■ **Prompt**:
Retype the whole listing, please, keeping every line exact and dropping the pictures.

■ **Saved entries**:
┌──
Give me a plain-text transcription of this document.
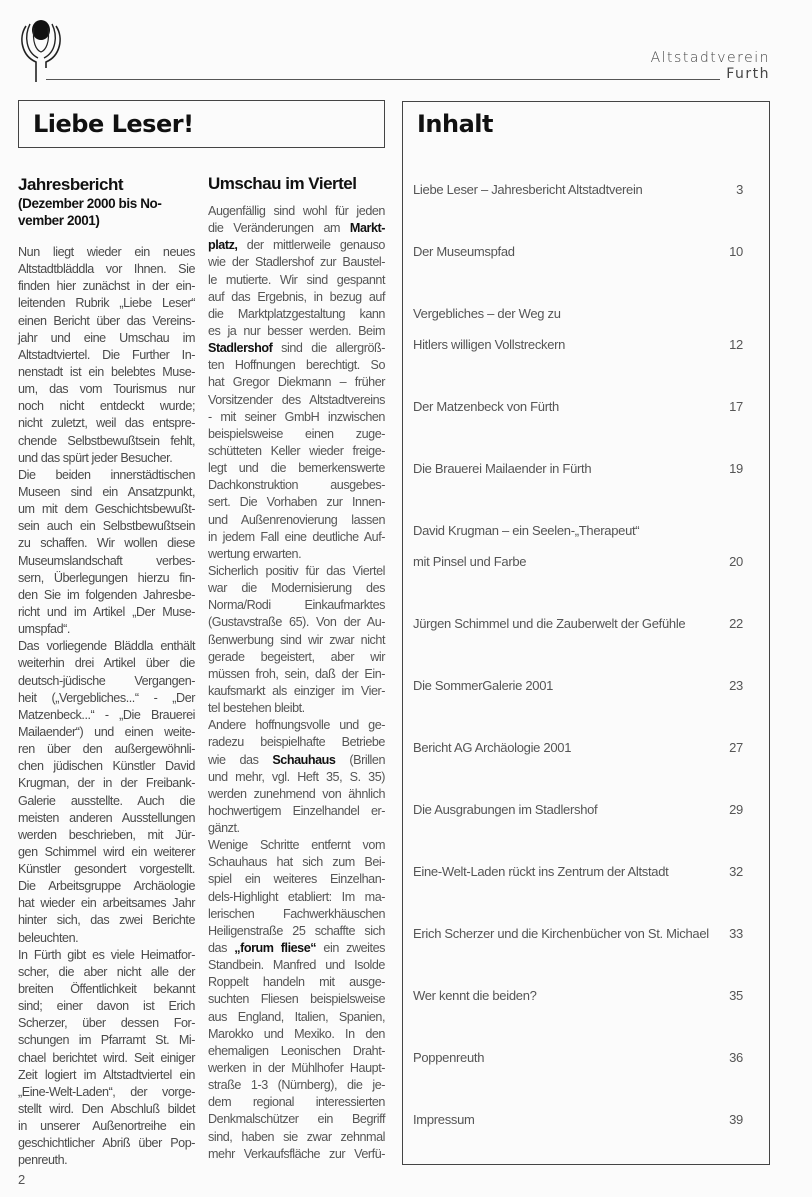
Altstadtverein
Furth
Liebe Leser!
Jahresbericht
(Dezember 2000 bis No-
vember 2001)
Nun liegt wieder ein neues
Altstadtbläddla vor Ihnen. Sie
finden hier zunächst in der ein-
leitenden Rubrik „Liebe Leser“
einen Bericht über das Vereins-
jahr und eine Umschau im
Altstadtviertel. Die Further In-
nenstadt ist ein belebtes Muse-
um, das vom Tourismus nur
noch nicht entdeckt wurde;
nicht zuletzt, weil das entspre-
chende Selbstbewußtsein fehlt,
und das spürt jeder Besucher.
Die beiden innerstädtischen
Museen sind ein Ansatzpunkt,
um mit dem Geschichtsbewußt-
sein auch ein Selbstbewußtsein
zu schaffen. Wir wollen diese
Museumslandschaft verbes-
sern, Überlegungen hierzu fin-
den Sie im folgenden Jahresbe-
richt und im Artikel „Der Muse-
umspfad“.
Das vorliegende Bläddla enthält
weiterhin drei Artikel über die
deutsch-jüdische Vergangen-
heit („Vergebliches...“ - „Der
Matzenbeck...“ - „Die Brauerei
Mailaender“) und einen weite-
ren über den außergewöhnli-
chen jüdischen Künstler David
Krugman, der in der Freibank-
Galerie ausstellte. Auch die
meisten anderen Ausstellungen
werden beschrieben, mit Jür-
gen Schimmel wird ein weiterer
Künstler gesondert vorgestellt.
Die Arbeitsgruppe Archäologie
hat wieder ein arbeitsames Jahr
hinter sich, das zwei Berichte
beleuchten.
In Fürth gibt es viele Heimatfor-
scher, die aber nicht alle der
breiten Öffentlichkeit bekannt
sind; einer davon ist Erich
Scherzer, über dessen For-
schungen im Pfarramt St. Mi-
chael berichtet wird. Seit einiger
Zeit logiert im Altstadtviertel ein
„Eine-Welt-Laden“, der vorge-
stellt wird. Den Abschluß bildet
in unserer Außenortreihe ein
geschichtlicher Abriß über Pop-
penreuth.
Umschau im Viertel
Augenfällig sind wohl für jeden
die Veränderungen am Markt-
platz, der mittlerweile genauso
wie der Stadlershof zur Baustel-
le mutierte. Wir sind gespannt
auf das Ergebnis, in bezug auf
die Marktplatzgestaltung kann
es ja nur besser werden. Beim
Stadlershof sind die allergröß-
ten Hoffnungen berechtigt. So
hat Gregor Diekmann – früher
Vorsitzender des Altstadtvereins
- mit seiner GmbH inzwischen
beispielsweise einen zuge-
schütteten Keller wieder freige-
legt und die bemerkenswerte
Dachkonstruktion ausgebes-
sert. Die Vorhaben zur Innen-
und Außenrenovierung lassen
in jedem Fall eine deutliche Auf-
wertung erwarten.
Sicherlich positiv für das Viertel
war die Modernisierung des
Norma/Rodi Einkaufmarktes
(Gustavstraße 65). Von der Au-
ßenwerbung sind wir zwar nicht
gerade begeistert, aber wir
müssen froh, sein, daß der Ein-
kaufsmarkt als einziger im Vier-
tel bestehen bleibt.
Andere hoffnungsvolle und ge-
radezu beispielhafte Betriebe
wie das Schauhaus (Brillen
und mehr, vgl. Heft 35, S. 35)
werden zunehmend von ähnlich
hochwertigem Einzelhandel er-
gänzt.
Wenige Schritte entfernt vom
Schauhaus hat sich zum Bei-
spiel ein weiteres Einzelhan-
dels-Highlight etabliert: Im ma-
lerischen Fachwerkhäuschen
Heiligenstraße 25 schaffte sich
das „forum fliese“ ein zweites
Standbein. Manfred und Isolde
Roppelt handeln mit ausge-
suchten Fliesen beispielsweise
aus England, Italien, Spanien,
Marokko und Mexiko. In den
ehemaligen Leonischen Draht-
werken in der Mühlhofer Haupt-
straße 1-3 (Nürnberg), die je-
dem regional interessierten
Denkmalschützer ein Begriff
sind, haben sie zwar zehnmal
mehr Verkaufsfläche zur Verfü-
Inhalt
Liebe Leser – Jahresbericht Altstadtverein	3
Der Museumspfad	10
Vergebliches – der Weg zu
Hitlers willigen Vollstreckern	12
Der Matzenbeck von Fürth	17
Die Brauerei Mailaender in Fürth	19
David Krugman – ein Seelen-„Therapeut“
mit Pinsel und Farbe	20
Jürgen Schimmel und die Zauberwelt der Gefühle	22
Die SommerGalerie 2001	23
Bericht AG Archäologie 2001	27
Die Ausgrabungen im Stadlershof	29
Eine-Welt-Laden rückt ins Zentrum der Altstadt	32
Erich Scherzer und die Kirchenbücher von St. Michael 33
Wer kennt die beiden?	35
Poppenreuth	36
Impressum	39
2
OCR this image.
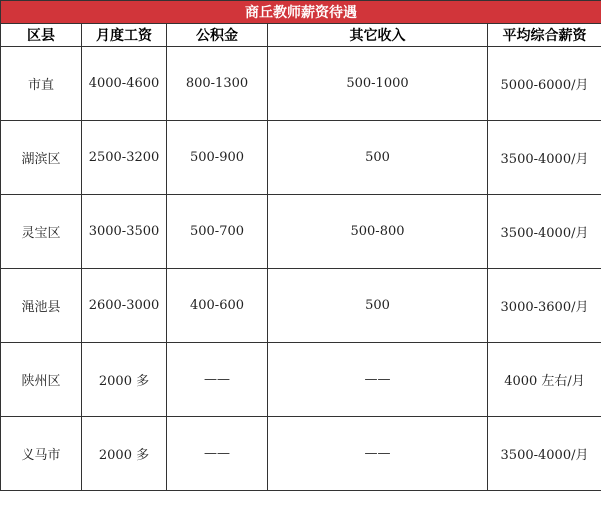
商丘教师薪资待遇				
区县	月度工资	公积金	其它收入	平均综合薪资
市直	4000-4600	800-1300	500-1000	5000-6000/月
湖滨区	2500-3200	500-900	500	3500-4000/月
灵宝区	3000-3500	500-700	500-800	3500-4000/月
渑池县	2600-3000	400-600	500	3000-3600/月
陕州区	2000 多	——	——	4000 左右/月
义马市	2000 多	——	——	3500-4000/月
└──
■ **Reply**:
Give me a plain-text transcription of this document.
Altstadtverein
Furth
Liebe Leser!
Jahresbericht
(Dezember 2000 bis No-
vember 2001)
Nun liegt wieder ein neues
Altstadtbläddla vor Ihnen. Sie
finden hier zunächst in der ein-
leitenden Rubrik „Liebe Leser“
einen Bericht über das Vereins-
jahr und eine Umschau im
Altstadtviertel. Die Further In-
nenstadt ist ein belebtes Muse-
um, das vom Tourismus nur
noch nicht entdeckt wurde;
nicht zuletzt, weil das entspre-
chende Selbstbewußtsein fehlt,
und das spürt jeder Besucher.
Die beiden innerstädtischen
Museen sind ein Ansatzpunkt,
um mit dem Geschichtsbewußt-
sein auch ein Selbstbewußtsein
zu schaffen. Wir wollen diese
Museumslandschaft verbes-
sern, Überlegungen hierzu fin-
den Sie im folgenden Jahresbe-
richt und im Artikel „Der Muse-
umspfad“.
Das vorliegende Bläddla enthält
weiterhin drei Artikel über die
deutsch-jüdische Vergangen-
heit („Vergebliches...“ - „Der
Matzenbeck...“ - „Die Brauerei
Mailaender“) und einen weite-
ren über den außergewöhnli-
chen jüdischen Künstler David
Krugman, der in der Freibank-
Galerie ausstellte. Auch die
meisten anderen Ausstellungen
werden beschrieben, mit Jür-
gen Schimmel wird ein weiterer
Künstler gesondert vorgestellt.
Die Arbeitsgruppe Archäologie
hat wieder ein arbeitsames Jahr
hinter sich, das zwei Berichte
beleuchten.
In Fürth gibt es viele Heimatfor-
scher, die aber nicht alle der
breiten Öffentlichkeit bekannt
sind; einer davon ist Erich
Scherzer, über dessen For-
schungen im Pfarramt St. Mi-
chael berichtet wird. Seit einiger
Zeit logiert im Altstadtviertel ein
„Eine-Welt-Laden“, der vorge-
stellt wird. Den Abschluß bildet
in unserer Außenortreihe ein
geschichtlicher Abriß über Pop-
penreuth.
Umschau im Viertel
Augenfällig sind wohl für jeden
die Veränderungen am Markt-
platz, der mittlerweile genauso
wie der Stadlershof zur Baustel-
le mutierte. Wir sind gespannt
auf das Ergebnis, in bezug auf
die Marktplatzgestaltung kann
es ja nur besser werden. Beim
Stadlershof sind die allergröß-
ten Hoffnungen berechtigt. So
hat Gregor Diekmann – früher
Vorsitzender des Altstadtvereins
- mit seiner GmbH inzwischen
beispielsweise einen zuge-
schütteten Keller wieder freige-
legt und die bemerkenswerte
Dachkonstruktion ausgebes-
sert. Die Vorhaben zur Innen-
und Außenrenovierung lassen
in jedem Fall eine deutliche Auf-
wertung erwarten.
Sicherlich positiv für das Viertel
war die Modernisierung des
Norma/Rodi Einkaufmarktes
(Gustavstraße 65). Von der Au-
ßenwerbung sind wir zwar nicht
gerade begeistert, aber wir
müssen froh, sein, daß der Ein-
kaufsmarkt als einziger im Vier-
tel bestehen bleibt.
Andere hoffnungsvolle und ge-
radezu beispielhafte Betriebe
wie das Schauhaus (Brillen
und mehr, vgl. Heft 35, S. 35)
werden zunehmend von ähnlich
hochwertigem Einzelhandel er-
gänzt.
Wenige Schritte entfernt vom
Schauhaus hat sich zum Bei-
spiel ein weiteres Einzelhan-
dels-Highlight etabliert: Im ma-
lerischen Fachwerkhäuschen
Heiligenstraße 25 schaffte sich
das „forum fliese“ ein zweites
Standbein. Manfred und Isolde
Roppelt handeln mit ausge-
suchten Fliesen beispielsweise
aus England, Italien, Spanien,
Marokko und Mexiko. In den
ehemaligen Leonischen Draht-
werken in der Mühlhofer Haupt-
straße 1-3 (Nürnberg), die je-
dem regional interessierten
Denkmalschützer ein Begriff
sind, haben sie zwar zehnmal
mehr Verkaufsfläche zur Verfü-
Inhalt
Liebe Leser – Jahresbericht Altstadtverein	3
Der Museumspfad	10
Vergebliches – der Weg zu
Hitlers willigen Vollstreckern	12
Der Matzenbeck von Fürth	17
Die Brauerei Mailaender in Fürth	19
David Krugman – ein Seelen-„Therapeut“
mit Pinsel und Farbe	20
Jürgen Schimmel und die Zauberwelt der Gefühle	22
Die SommerGalerie 2001	23
Bericht AG Archäologie 2001	27
Die Ausgrabungen im Stadlershof	29
Eine-Welt-Laden rückt ins Zentrum der Altstadt	32
Erich Scherzer und die Kirchenbücher von St. Michael 33
Wer kennt die beiden?	35
Poppenreuth	36
Impressum	39
2
OCR this image.
商丘教师薪资待遇				
区县	月度工资	公积金	其它收入	平均综合薪资
市直	4000-4600	800-1300	500-1000	5000-6000/月
湖滨区	2500-3200	500-900	500	3500-4000/月
灵宝区	3000-3500	500-700	500-800	3500-4000/月
渑池县	2600-3000	400-600	500	3000-3600/月
陕州区	2000 多	——	——	4000 左右/月
义马市	2000 多	——	——	3500-4000/月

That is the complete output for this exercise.